The request: Extract each line of the data and write it out again exactly.

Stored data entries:

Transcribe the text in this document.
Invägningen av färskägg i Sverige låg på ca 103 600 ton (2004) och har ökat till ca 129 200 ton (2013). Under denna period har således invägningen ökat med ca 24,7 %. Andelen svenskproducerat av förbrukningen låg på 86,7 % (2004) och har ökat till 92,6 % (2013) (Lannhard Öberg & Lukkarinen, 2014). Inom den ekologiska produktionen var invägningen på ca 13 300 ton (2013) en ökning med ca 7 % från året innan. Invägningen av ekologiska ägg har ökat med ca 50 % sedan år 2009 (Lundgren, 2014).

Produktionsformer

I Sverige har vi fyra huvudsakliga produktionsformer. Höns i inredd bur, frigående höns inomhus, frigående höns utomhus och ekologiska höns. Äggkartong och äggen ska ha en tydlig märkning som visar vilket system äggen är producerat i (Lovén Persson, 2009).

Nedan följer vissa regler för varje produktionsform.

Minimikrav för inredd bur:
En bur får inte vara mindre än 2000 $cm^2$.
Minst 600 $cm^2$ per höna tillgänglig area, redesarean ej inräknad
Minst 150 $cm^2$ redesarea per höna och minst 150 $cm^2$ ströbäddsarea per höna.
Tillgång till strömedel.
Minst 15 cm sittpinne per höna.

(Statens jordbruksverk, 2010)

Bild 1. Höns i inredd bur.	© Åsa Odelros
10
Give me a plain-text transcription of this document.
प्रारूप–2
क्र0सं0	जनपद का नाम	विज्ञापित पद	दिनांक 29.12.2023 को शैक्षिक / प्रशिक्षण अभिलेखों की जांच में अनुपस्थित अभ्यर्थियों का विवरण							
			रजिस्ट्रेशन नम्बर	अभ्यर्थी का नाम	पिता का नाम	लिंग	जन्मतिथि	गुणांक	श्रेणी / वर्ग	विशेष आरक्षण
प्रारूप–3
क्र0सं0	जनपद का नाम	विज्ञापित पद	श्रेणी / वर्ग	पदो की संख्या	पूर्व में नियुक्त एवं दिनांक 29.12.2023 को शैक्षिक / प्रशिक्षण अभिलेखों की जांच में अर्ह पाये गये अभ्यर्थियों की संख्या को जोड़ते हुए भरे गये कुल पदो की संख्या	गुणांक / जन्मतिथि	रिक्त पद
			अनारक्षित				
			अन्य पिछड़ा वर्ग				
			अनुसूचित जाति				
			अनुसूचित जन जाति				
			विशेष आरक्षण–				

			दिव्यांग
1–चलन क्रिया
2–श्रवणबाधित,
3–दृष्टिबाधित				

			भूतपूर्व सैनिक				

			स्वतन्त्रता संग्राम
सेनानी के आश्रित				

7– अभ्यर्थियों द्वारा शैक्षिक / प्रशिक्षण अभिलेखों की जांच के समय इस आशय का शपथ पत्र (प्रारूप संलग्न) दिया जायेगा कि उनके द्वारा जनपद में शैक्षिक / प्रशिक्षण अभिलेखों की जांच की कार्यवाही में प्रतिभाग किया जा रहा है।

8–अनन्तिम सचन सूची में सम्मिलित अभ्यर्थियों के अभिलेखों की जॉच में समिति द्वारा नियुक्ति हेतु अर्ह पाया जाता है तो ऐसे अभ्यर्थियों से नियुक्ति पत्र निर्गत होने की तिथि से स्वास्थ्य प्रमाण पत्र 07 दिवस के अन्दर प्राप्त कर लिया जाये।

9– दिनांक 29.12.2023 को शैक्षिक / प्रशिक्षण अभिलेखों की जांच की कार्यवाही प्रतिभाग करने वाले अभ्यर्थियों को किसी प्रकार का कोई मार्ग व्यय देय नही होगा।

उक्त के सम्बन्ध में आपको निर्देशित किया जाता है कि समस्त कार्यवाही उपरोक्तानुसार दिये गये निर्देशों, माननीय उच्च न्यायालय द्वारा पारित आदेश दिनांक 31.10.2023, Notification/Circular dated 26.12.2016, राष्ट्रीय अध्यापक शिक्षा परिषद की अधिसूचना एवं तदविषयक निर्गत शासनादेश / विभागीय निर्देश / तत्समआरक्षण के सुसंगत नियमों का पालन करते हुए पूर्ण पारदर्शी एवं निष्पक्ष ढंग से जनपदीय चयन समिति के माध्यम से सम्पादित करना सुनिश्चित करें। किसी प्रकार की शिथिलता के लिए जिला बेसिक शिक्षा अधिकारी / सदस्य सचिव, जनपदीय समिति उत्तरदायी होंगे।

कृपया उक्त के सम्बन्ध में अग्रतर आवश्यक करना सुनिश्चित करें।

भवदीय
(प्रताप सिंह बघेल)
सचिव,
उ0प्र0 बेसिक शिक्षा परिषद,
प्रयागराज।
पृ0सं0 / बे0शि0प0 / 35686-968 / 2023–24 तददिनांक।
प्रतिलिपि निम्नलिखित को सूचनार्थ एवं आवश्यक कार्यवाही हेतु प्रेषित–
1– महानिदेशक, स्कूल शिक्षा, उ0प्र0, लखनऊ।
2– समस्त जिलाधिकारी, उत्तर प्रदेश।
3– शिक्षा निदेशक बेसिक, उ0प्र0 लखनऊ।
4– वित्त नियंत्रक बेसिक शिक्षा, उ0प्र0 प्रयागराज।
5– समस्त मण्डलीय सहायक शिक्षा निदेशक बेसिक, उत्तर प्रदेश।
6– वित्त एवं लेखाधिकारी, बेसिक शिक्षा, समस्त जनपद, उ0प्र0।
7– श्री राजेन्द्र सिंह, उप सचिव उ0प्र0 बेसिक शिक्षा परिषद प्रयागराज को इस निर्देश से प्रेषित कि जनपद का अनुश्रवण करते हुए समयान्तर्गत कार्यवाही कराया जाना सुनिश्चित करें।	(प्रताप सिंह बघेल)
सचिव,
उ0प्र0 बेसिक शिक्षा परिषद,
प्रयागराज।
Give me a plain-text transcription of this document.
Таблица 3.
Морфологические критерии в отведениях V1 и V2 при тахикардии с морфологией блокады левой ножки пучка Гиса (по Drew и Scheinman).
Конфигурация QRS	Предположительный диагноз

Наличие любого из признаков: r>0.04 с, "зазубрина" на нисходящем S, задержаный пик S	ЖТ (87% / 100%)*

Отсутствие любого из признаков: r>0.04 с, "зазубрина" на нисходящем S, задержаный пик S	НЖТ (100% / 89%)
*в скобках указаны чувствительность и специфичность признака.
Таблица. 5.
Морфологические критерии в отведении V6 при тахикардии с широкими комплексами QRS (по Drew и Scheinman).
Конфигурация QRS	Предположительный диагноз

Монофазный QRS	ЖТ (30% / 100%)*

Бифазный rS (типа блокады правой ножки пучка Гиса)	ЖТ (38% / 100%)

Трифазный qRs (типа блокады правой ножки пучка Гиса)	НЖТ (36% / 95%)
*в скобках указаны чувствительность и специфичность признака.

Written answer:
Transcribe the text in this document.
Invägningen av färskägg i Sverige låg på ca 103 600 ton (2004) och har ökat till ca 129 200 ton (2013). Under denna period har således invägningen ökat med ca 24,7 %. Andelen svenskproducerat av förbrukningen låg på 86,7 % (2004) och har ökat till 92,6 % (2013) (Lannhard Öberg & Lukkarinen, 2014). Inom den ekologiska produktionen var invägningen på ca 13 300 ton (2013) en ökning med ca 7 % från året innan. Invägningen av ekologiska ägg har ökat med ca 50 % sedan år 2009 (Lundgren, 2014).

Produktionsformer

I Sverige har vi fyra huvudsakliga produktionsformer. Höns i inredd bur, frigående höns inomhus, frigående höns utomhus och ekologiska höns. Äggkartong och äggen ska ha en tydlig märkning som visar vilket system äggen är producerat i (Lovén Persson, 2009).

Nedan följer vissa regler för varje produktionsform.

Minimikrav för inredd bur:
En bur får inte vara mindre än 2000 $cm^2$.
Minst 600 $cm^2$ per höna tillgänglig area, redesarean ej inräknad
Minst 150 $cm^2$ redesarea per höna och minst 150 $cm^2$ ströbäddsarea per höna.
Tillgång till strömedel.
Minst 15 cm sittpinne per höna.

(Statens jordbruksverk, 2010)

Bild 1. Höns i inredd bur.	© Åsa Odelros
10
Give me a plain-text transcription of this document.
प्रारूप–2
क्र0सं0	जनपद का नाम	विज्ञापित पद	दिनांक 29.12.2023 को शैक्षिक / प्रशिक्षण अभिलेखों की जांच में अनुपस्थित अभ्यर्थियों का विवरण							
			रजिस्ट्रेशन नम्बर	अभ्यर्थी का नाम	पिता का नाम	लिंग	जन्मतिथि	गुणांक	श्रेणी / वर्ग	विशेष आरक्षण
प्रारूप–3
क्र0सं0	जनपद का नाम	विज्ञापित पद	श्रेणी / वर्ग	पदो की संख्या	पूर्व में नियुक्त एवं दिनांक 29.12.2023 को शैक्षिक / प्रशिक्षण अभिलेखों की जांच में अर्ह पाये गये अभ्यर्थियों की संख्या को जोड़ते हुए भरे गये कुल पदो की संख्या	गुणांक / जन्मतिथि	रिक्त पद
			अनारक्षित				
			अन्य पिछड़ा वर्ग				
			अनुसूचित जाति				
			अनुसूचित जन जाति				
			विशेष आरक्षण–				

			दिव्यांग
1–चलन क्रिया
2–श्रवणबाधित,
3–दृष्टिबाधित				

			भूतपूर्व सैनिक				

			स्वतन्त्रता संग्राम
सेनानी के आश्रित				

7– अभ्यर्थियों द्वारा शैक्षिक / प्रशिक्षण अभिलेखों की जांच के समय इस आशय का शपथ पत्र (प्रारूप संलग्न) दिया जायेगा कि उनके द्वारा जनपद में शैक्षिक / प्रशिक्षण अभिलेखों की जांच की कार्यवाही में प्रतिभाग किया जा रहा है।

8–अनन्तिम सचन सूची में सम्मिलित अभ्यर्थियों के अभिलेखों की जॉच में समिति द्वारा नियुक्ति हेतु अर्ह पाया जाता है तो ऐसे अभ्यर्थियों से नियुक्ति पत्र निर्गत होने की तिथि से स्वास्थ्य प्रमाण पत्र 07 दिवस के अन्दर प्राप्त कर लिया जाये।

9– दिनांक 29.12.2023 को शैक्षिक / प्रशिक्षण अभिलेखों की जांच की कार्यवाही प्रतिभाग करने वाले अभ्यर्थियों को किसी प्रकार का कोई मार्ग व्यय देय नही होगा।

उक्त के सम्बन्ध में आपको निर्देशित किया जाता है कि समस्त कार्यवाही उपरोक्तानुसार दिये गये निर्देशों, माननीय उच्च न्यायालय द्वारा पारित आदेश दिनांक 31.10.2023, Notification/Circular dated 26.12.2016, राष्ट्रीय अध्यापक शिक्षा परिषद की अधिसूचना एवं तदविषयक निर्गत शासनादेश / विभागीय निर्देश / तत्समआरक्षण के सुसंगत नियमों का पालन करते हुए पूर्ण पारदर्शी एवं निष्पक्ष ढंग से जनपदीय चयन समिति के माध्यम से सम्पादित करना सुनिश्चित करें। किसी प्रकार की शिथिलता के लिए जिला बेसिक शिक्षा अधिकारी / सदस्य सचिव, जनपदीय समिति उत्तरदायी होंगे।

कृपया उक्त के सम्बन्ध में अग्रतर आवश्यक करना सुनिश्चित करें।

भवदीय
(प्रताप सिंह बघेल)
सचिव,
उ0प्र0 बेसिक शिक्षा परिषद,
प्रयागराज।
पृ0सं0 / बे0शि0प0 / 35686-968 / 2023–24 तददिनांक।
प्रतिलिपि निम्नलिखित को सूचनार्थ एवं आवश्यक कार्यवाही हेतु प्रेषित–
1– महानिदेशक, स्कूल शिक्षा, उ0प्र0, लखनऊ।
2– समस्त जिलाधिकारी, उत्तर प्रदेश।
3– शिक्षा निदेशक बेसिक, उ0प्र0 लखनऊ।
4– वित्त नियंत्रक बेसिक शिक्षा, उ0प्र0 प्रयागराज।
5– समस्त मण्डलीय सहायक शिक्षा निदेशक बेसिक, उत्तर प्रदेश।
6– वित्त एवं लेखाधिकारी, बेसिक शिक्षा, समस्त जनपद, उ0प्र0।
7– श्री राजेन्द्र सिंह, उप सचिव उ0प्र0 बेसिक शिक्षा परिषद प्रयागराज को इस निर्देश से प्रेषित कि जनपद का अनुश्रवण करते हुए समयान्तर्गत कार्यवाही कराया जाना सुनिश्चित करें।	(प्रताप सिंह बघेल)
सचिव,
उ0प्र0 बेसिक शिक्षा परिषद,
प्रयागराज।
Give me a plain-text transcription of this document.
Таблица 3.
Морфологические критерии в отведениях V1 и V2 при тахикардии с морфологией блокады левой ножки пучка Гиса (по Drew и Scheinman).
Конфигурация QRS	Предположительный диагноз

Наличие любого из признаков: r>0.04 с, "зазубрина" на нисходящем S, задержаный пик S	ЖТ (87% / 100%)*

Отсутствие любого из признаков: r>0.04 с, "зазубрина" на нисходящем S, задержаный пик S	НЖТ (100% / 89%)
*в скобках указаны чувствительность и специфичность признака.
Таблица. 5.
Морфологические критерии в отведении V6 при тахикардии с широкими комплексами QRS (по Drew и Scheinman).
Конфигурация QRS	Предположительный диагноз

Монофазный QRS	ЖТ (30% / 100%)*

Бифазный rS (типа блокады правой ножки пучка Гиса)	ЖТ (38% / 100%)

Трифазный qRs (типа блокады правой ножки пучка Гиса)	НЖТ (36% / 95%)
*в скобках указаны чувствительность и специфичность признака.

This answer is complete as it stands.